- Exercise goal
Copy out the listing that follows exactly, dropping every picture.

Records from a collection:
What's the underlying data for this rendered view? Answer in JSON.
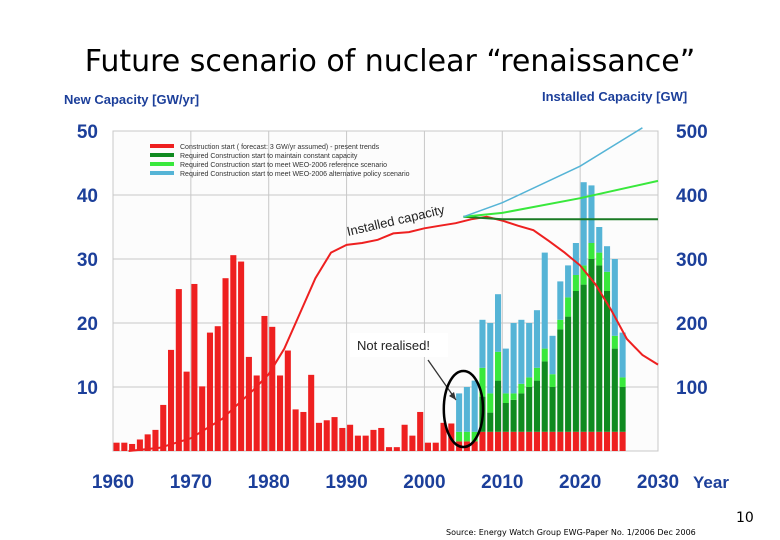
{
  "slide": {
    "title": "Future scenario of nuclear “renaissance”",
    "source": "Source: Energy Watch Group EWG-Paper No. 1/2006 Dec 2006",
    "page_number": "10"
  },
  "chart_data": {
    "type": "bar",
    "title": "Future scenario of nuclear “renaissance”",
    "ylabel": "New Capacity [GW/yr]",
    "y2label": "Installed Capacity [GW]",
    "xlabel": "Year",
    "xlim": [
      1960,
      2030
    ],
    "ylim": [
      0,
      50
    ],
    "y2lim": [
      0,
      500
    ],
    "x_ticks": [
      1960,
      1970,
      1980,
      1990,
      2000,
      2010,
      2020,
      2030
    ],
    "x_tick_labels": [
      "1960",
      "1970",
      "1980",
      "1990",
      "2000",
      "2010",
      "2020",
      "2030"
    ],
    "y_ticks": [
      10,
      20,
      30,
      40,
      50
    ],
    "y_tick_labels": [
      "10",
      "20",
      "30",
      "40",
      "50"
    ],
    "y2_ticks": [
      100,
      200,
      300,
      400,
      500
    ],
    "y2_tick_labels": [
      "100",
      "200",
      "300",
      "400",
      "500"
    ],
    "legend": {
      "placement": "top-left",
      "entries": [
        "Construction start ( forecast: 3 GW/yr assumed) - present trends",
        "Required Construction start to maintain constant capacity",
        "Required Construction start to meet WEO-2006 reference scenario",
        "Required Construction start to meet WEO-2006 alternative policy scenario"
      ]
    },
    "annotations": {
      "installed_capacity": "Installed capacity",
      "not_realised": "Not realised!"
    },
    "colors": {
      "red": "#ee2020",
      "dark_green": "#108a20",
      "light_green": "#39e83c",
      "cyan": "#55b4d6",
      "axis_text": "#1c3f9a",
      "grid": "#c8c8c8"
    },
    "historical_bars": {
      "years": [
        1960,
        1961,
        1962,
        1963,
        1964,
        1965,
        1966,
        1967,
        1968,
        1969,
        1970,
        1971,
        1972,
        1973,
        1974,
        1975,
        1976,
        1977,
        1978,
        1979,
        1980,
        1981,
        1982,
        1983,
        1984,
        1985,
        1986,
        1987,
        1988,
        1989,
        1990,
        1991,
        1992,
        1993,
        1994,
        1995,
        1996,
        1997,
        1998,
        1999,
        2000,
        2001,
        2002,
        2003
      ],
      "values": [
        1.3,
        1.3,
        1.1,
        1.8,
        2.6,
        3.3,
        7.2,
        15.8,
        25.3,
        12.4,
        26.1,
        10.1,
        18.5,
        19.5,
        27.0,
        30.6,
        29.6,
        14.7,
        11.8,
        21.1,
        19.4,
        11.8,
        15.7,
        6.5,
        6.1,
        11.9,
        4.4,
        4.8,
        5.3,
        3.6,
        4.1,
        2.4,
        2.4,
        3.3,
        3.6,
        0.6,
        0.6,
        4.1,
        2.4,
        6.1,
        1.3,
        1.3,
        4.4,
        4.3
      ]
    },
    "forecast_bars": {
      "years": [
        2004,
        2005,
        2006,
        2007,
        2008,
        2009,
        2010,
        2011,
        2012,
        2013,
        2014,
        2015,
        2016,
        2017,
        2018,
        2019,
        2020,
        2021,
        2022,
        2023,
        2024,
        2025
      ],
      "red": [
        1.5,
        1.5,
        1.5,
        3,
        3,
        3,
        3,
        3,
        3,
        3,
        3,
        3,
        3,
        3,
        3,
        3,
        3,
        3,
        3,
        3,
        3,
        3
      ],
      "dark_green": [
        0,
        0,
        0,
        5.5,
        3,
        8,
        4.5,
        5,
        6,
        7,
        8,
        11,
        7,
        16,
        18,
        22,
        23,
        27,
        26,
        22,
        13,
        7
      ],
      "light_green": [
        1.5,
        1.5,
        1.5,
        4.5,
        3,
        4.5,
        1.5,
        1,
        1.5,
        1.5,
        2,
        2,
        2,
        1.5,
        3,
        2.5,
        3,
        2.5,
        2,
        3,
        2,
        1.5
      ],
      "cyan": [
        6,
        7,
        8,
        7.5,
        11,
        9,
        7,
        11,
        10,
        8.5,
        9,
        15,
        6,
        6,
        5,
        5,
        13,
        9,
        4,
        4,
        12,
        7
      ]
    },
    "installed_capacity_line": {
      "x": [
        1962,
        1966,
        1970,
        1974,
        1978,
        1980,
        1982,
        1984,
        1986,
        1988,
        1990,
        1992,
        1994,
        1996,
        1998,
        2000,
        2002,
        2004,
        2006,
        2008,
        2010,
        2012,
        2014,
        2016,
        2018,
        2020,
        2022,
        2024,
        2026,
        2028,
        2030
      ],
      "y": [
        0,
        5,
        20,
        50,
        95,
        120,
        160,
        215,
        270,
        310,
        322,
        325,
        330,
        340,
        342,
        348,
        352,
        356,
        362,
        366,
        360,
        352,
        345,
        328,
        310,
        290,
        260,
        220,
        175,
        150,
        135
      ]
    },
    "scenario_lines": [
      {
        "name": "constant capacity",
        "x": [
          2005,
          2010,
          2020,
          2030
        ],
        "y": [
          366,
          362,
          362,
          362
        ]
      },
      {
        "name": "WEO-2006 reference",
        "x": [
          2005,
          2010,
          2020,
          2030
        ],
        "y": [
          366,
          372,
          395,
          422
        ]
      },
      {
        "name": "WEO-2006 alternative policy",
        "x": [
          2005,
          2010,
          2020,
          2028
        ],
        "y": [
          366,
          388,
          445,
          505
        ]
      }
    ],
    "not_realised_years": [
      2003,
      2006
    ]
  }
}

- Full answer
What's the underlying data for this rendered view? Answer in JSON.
{
  "slide": {
    "title": "Future scenario of nuclear “renaissance”",
    "source": "Source: Energy Watch Group EWG-Paper No. 1/2006 Dec 2006",
    "page_number": "10"
  },
  "chart_data": {
    "type": "bar",
    "title": "Future scenario of nuclear “renaissance”",
    "ylabel": "New Capacity [GW/yr]",
    "y2label": "Installed Capacity [GW]",
    "xlabel": "Year",
    "xlim": [
      1960,
      2030
    ],
    "ylim": [
      0,
      50
    ],
    "y2lim": [
      0,
      500
    ],
    "x_ticks": [
      1960,
      1970,
      1980,
      1990,
      2000,
      2010,
      2020,
      2030
    ],
    "x_tick_labels": [
      "1960",
      "1970",
      "1980",
      "1990",
      "2000",
      "2010",
      "2020",
      "2030"
    ],
    "y_ticks": [
      10,
      20,
      30,
      40,
      50
    ],
    "y_tick_labels": [
      "10",
      "20",
      "30",
      "40",
      "50"
    ],
    "y2_ticks": [
      100,
      200,
      300,
      400,
      500
    ],
    "y2_tick_labels": [
      "100",
      "200",
      "300",
      "400",
      "500"
    ],
    "legend": {
      "placement": "top-left",
      "entries": [
        "Construction start ( forecast: 3 GW/yr assumed) - present trends",
        "Required Construction start to maintain constant capacity",
        "Required Construction start to meet WEO-2006 reference scenario",
        "Required Construction start to meet WEO-2006 alternative policy scenario"
      ]
    },
    "annotations": {
      "installed_capacity": "Installed capacity",
      "not_realised": "Not realised!"
    },
    "colors": {
      "red": "#ee2020",
      "dark_green": "#108a20",
      "light_green": "#39e83c",
      "cyan": "#55b4d6",
      "axis_text": "#1c3f9a",
      "grid": "#c8c8c8"
    },
    "historical_bars": {
      "years": [
        1960,
        1961,
        1962,
        1963,
        1964,
        1965,
        1966,
        1967,
        1968,
        1969,
        1970,
        1971,
        1972,
        1973,
        1974,
        1975,
        1976,
        1977,
        1978,
        1979,
        1980,
        1981,
        1982,
        1983,
        1984,
        1985,
        1986,
        1987,
        1988,
        1989,
        1990,
        1991,
        1992,
        1993,
        1994,
        1995,
        1996,
        1997,
        1998,
        1999,
        2000,
        2001,
        2002,
        2003
      ],
      "values": [
        1.3,
        1.3,
        1.1,
        1.8,
        2.6,
        3.3,
        7.2,
        15.8,
        25.3,
        12.4,
        26.1,
        10.1,
        18.5,
        19.5,
        27.0,
        30.6,
        29.6,
        14.7,
        11.8,
        21.1,
        19.4,
        11.8,
        15.7,
        6.5,
        6.1,
        11.9,
        4.4,
        4.8,
        5.3,
        3.6,
        4.1,
        2.4,
        2.4,
        3.3,
        3.6,
        0.6,
        0.6,
        4.1,
        2.4,
        6.1,
        1.3,
        1.3,
        4.4,
        4.3
      ]
    },
    "forecast_bars": {
      "years": [
        2004,
        2005,
        2006,
        2007,
        2008,
        2009,
        2010,
        2011,
        2012,
        2013,
        2014,
        2015,
        2016,
        2017,
        2018,
        2019,
        2020,
        2021,
        2022,
        2023,
        2024,
        2025
      ],
      "red": [
        1.5,
        1.5,
        1.5,
        3,
        3,
        3,
        3,
        3,
        3,
        3,
        3,
        3,
        3,
        3,
        3,
        3,
        3,
        3,
        3,
        3,
        3,
        3
      ],
      "dark_green": [
        0,
        0,
        0,
        5.5,
        3,
        8,
        4.5,
        5,
        6,
        7,
        8,
        11,
        7,
        16,
        18,
        22,
        23,
        27,
        26,
        22,
        13,
        7
      ],
      "light_green": [
        1.5,
        1.5,
        1.5,
        4.5,
        3,
        4.5,
        1.5,
        1,
        1.5,
        1.5,
        2,
        2,
        2,
        1.5,
        3,
        2.5,
        3,
        2.5,
        2,
        3,
        2,
        1.5
      ],
      "cyan": [
        6,
        7,
        8,
        7.5,
        11,
        9,
        7,
        11,
        10,
        8.5,
        9,
        15,
        6,
        6,
        5,
        5,
        13,
        9,
        4,
        4,
        12,
        7
      ]
    },
    "installed_capacity_line": {
      "x": [
        1962,
        1966,
        1970,
        1974,
        1978,
        1980,
        1982,
        1984,
        1986,
        1988,
        1990,
        1992,
        1994,
        1996,
        1998,
        2000,
        2002,
        2004,
        2006,
        2008,
        2010,
        2012,
        2014,
        2016,
        2018,
        2020,
        2022,
        2024,
        2026,
        2028,
        2030
      ],
      "y": [
        0,
        5,
        20,
        50,
        95,
        120,
        160,
        215,
        270,
        310,
        322,
        325,
        330,
        340,
        342,
        348,
        352,
        356,
        362,
        366,
        360,
        352,
        345,
        328,
        310,
        290,
        260,
        220,
        175,
        150,
        135
      ]
    },
    "scenario_lines": [
      {
        "name": "constant capacity",
        "x": [
          2005,
          2010,
          2020,
          2030
        ],
        "y": [
          366,
          362,
          362,
          362
        ]
      },
      {
        "name": "WEO-2006 reference",
        "x": [
          2005,
          2010,
          2020,
          2030
        ],
        "y": [
          366,
          372,
          395,
          422
        ]
      },
      {
        "name": "WEO-2006 alternative policy",
        "x": [
          2005,
          2010,
          2020,
          2028
        ],
        "y": [
          366,
          388,
          445,
          505
        ]
      }
    ],
    "not_realised_years": [
      2003,
      2006
    ]
  }
}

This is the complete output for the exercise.